▸ PROBLEM TO SOLVE
Give the material again in full, matching it exactly.

▸ DATA SECTION

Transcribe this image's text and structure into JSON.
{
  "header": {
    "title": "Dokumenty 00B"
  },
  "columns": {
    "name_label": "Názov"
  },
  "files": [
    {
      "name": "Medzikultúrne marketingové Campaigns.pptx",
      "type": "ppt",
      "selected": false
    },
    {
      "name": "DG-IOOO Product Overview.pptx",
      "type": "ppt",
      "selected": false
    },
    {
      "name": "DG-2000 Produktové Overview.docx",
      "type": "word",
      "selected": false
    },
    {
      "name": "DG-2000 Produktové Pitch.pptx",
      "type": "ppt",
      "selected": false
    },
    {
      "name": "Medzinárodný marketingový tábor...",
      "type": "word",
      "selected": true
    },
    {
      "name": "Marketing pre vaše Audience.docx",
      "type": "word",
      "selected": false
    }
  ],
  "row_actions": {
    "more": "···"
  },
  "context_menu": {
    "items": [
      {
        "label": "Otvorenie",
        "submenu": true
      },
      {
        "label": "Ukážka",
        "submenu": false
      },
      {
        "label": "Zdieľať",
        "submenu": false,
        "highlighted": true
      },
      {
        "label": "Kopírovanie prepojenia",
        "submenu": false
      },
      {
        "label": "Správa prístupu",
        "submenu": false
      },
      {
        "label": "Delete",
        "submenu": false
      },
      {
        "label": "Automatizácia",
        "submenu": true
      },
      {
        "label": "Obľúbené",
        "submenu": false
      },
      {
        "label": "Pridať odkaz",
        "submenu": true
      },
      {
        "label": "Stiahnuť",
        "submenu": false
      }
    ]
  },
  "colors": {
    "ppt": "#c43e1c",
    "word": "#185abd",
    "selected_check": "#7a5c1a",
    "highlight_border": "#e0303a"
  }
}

▸ THE COMPLETED TASK
Transcribe this image's text and structure into JSON.
{
  "header": {
    "title": "Dokumenty 00B"
  },
  "columns": {
    "name_label": "Názov"
  },
  "files": [
    {
      "name": "Medzikultúrne marketingové Campaigns.pptx",
      "type": "ppt",
      "selected": false
    },
    {
      "name": "DG-IOOO Product Overview.pptx",
      "type": "ppt",
      "selected": false
    },
    {
      "name": "DG-2000 Produktové Overview.docx",
      "type": "word",
      "selected": false
    },
    {
      "name": "DG-2000 Produktové Pitch.pptx",
      "type": "ppt",
      "selected": false
    },
    {
      "name": "Medzinárodný marketingový tábor...",
      "type": "word",
      "selected": true
    },
    {
      "name": "Marketing pre vaše Audience.docx",
      "type": "word",
      "selected": false
    }
  ],
  "row_actions": {
    "more": "···"
  },
  "context_menu": {
    "items": [
      {
        "label": "Otvorenie",
        "submenu": true
      },
      {
        "label": "Ukážka",
        "submenu": false
      },
      {
        "label": "Zdieľať",
        "submenu": false,
        "highlighted": true
      },
      {
        "label": "Kopírovanie prepojenia",
        "submenu": false
      },
      {
        "label": "Správa prístupu",
        "submenu": false
      },
      {
        "label": "Delete",
        "submenu": false
      },
      {
        "label": "Automatizácia",
        "submenu": true
      },
      {
        "label": "Obľúbené",
        "submenu": false
      },
      {
        "label": "Pridať odkaz",
        "submenu": true
      },
      {
        "label": "Stiahnuť",
        "submenu": false
      }
    ]
  },
  "colors": {
    "ppt": "#c43e1c",
    "word": "#185abd",
    "selected_check": "#7a5c1a",
    "highlight_border": "#e0303a"
  }
}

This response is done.